WHAT IS BEING ASKED:
Each entry in the listing below should be restated word for word.
- - - - - - -
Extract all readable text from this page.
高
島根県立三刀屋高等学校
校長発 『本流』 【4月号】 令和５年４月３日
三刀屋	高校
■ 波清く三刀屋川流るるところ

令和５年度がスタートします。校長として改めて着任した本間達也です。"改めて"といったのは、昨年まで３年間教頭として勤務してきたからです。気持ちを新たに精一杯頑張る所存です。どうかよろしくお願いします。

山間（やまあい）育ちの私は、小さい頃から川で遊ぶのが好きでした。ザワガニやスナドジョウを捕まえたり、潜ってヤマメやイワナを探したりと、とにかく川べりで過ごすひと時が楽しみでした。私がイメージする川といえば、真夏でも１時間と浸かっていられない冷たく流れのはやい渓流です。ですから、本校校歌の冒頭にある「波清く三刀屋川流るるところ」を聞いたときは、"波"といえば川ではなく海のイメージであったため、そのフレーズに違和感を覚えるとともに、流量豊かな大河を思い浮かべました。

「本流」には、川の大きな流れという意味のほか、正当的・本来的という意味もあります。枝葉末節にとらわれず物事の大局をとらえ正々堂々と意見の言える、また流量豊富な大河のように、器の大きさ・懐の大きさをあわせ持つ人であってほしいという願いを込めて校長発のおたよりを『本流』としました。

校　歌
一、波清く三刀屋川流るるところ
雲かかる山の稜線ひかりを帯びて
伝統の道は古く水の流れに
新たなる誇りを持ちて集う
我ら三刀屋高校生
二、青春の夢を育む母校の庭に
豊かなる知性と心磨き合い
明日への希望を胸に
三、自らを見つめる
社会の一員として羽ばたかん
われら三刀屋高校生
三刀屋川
- - - - - - -
EXERCISE ANSWER:
Extract all readable text from this page.
高
島根県立三刀屋高等学校
校長発 『本流』 【4月号】 令和５年４月３日
三刀屋	高校
■ 波清く三刀屋川流るるところ

令和５年度がスタートします。校長として改めて着任した本間達也です。"改めて"といったのは、昨年まで３年間教頭として勤務してきたからです。気持ちを新たに精一杯頑張る所存です。どうかよろしくお願いします。

山間（やまあい）育ちの私は、小さい頃から川で遊ぶのが好きでした。ザワガニやスナドジョウを捕まえたり、潜ってヤマメやイワナを探したりと、とにかく川べりで過ごすひと時が楽しみでした。私がイメージする川といえば、真夏でも１時間と浸かっていられない冷たく流れのはやい渓流です。ですから、本校校歌の冒頭にある「波清く三刀屋川流るるところ」を聞いたときは、"波"といえば川ではなく海のイメージであったため、そのフレーズに違和感を覚えるとともに、流量豊かな大河を思い浮かべました。

「本流」には、川の大きな流れという意味のほか、正当的・本来的という意味もあります。枝葉末節にとらわれず物事の大局をとらえ正々堂々と意見の言える、また流量豊富な大河のように、器の大きさ・懐の大きさをあわせ持つ人であってほしいという願いを込めて校長発のおたよりを『本流』としました。

校　歌
一、波清く三刀屋川流るるところ
雲かかる山の稜線ひかりを帯びて
伝統の道は古く水の流れに
新たなる誇りを持ちて集う
我ら三刀屋高校生
二、青春の夢を育む母校の庭に
豊かなる知性と心磨き合い
明日への希望を胸に
三、自らを見つめる
社会の一員として羽ばたかん
われら三刀屋高校生
三刀屋川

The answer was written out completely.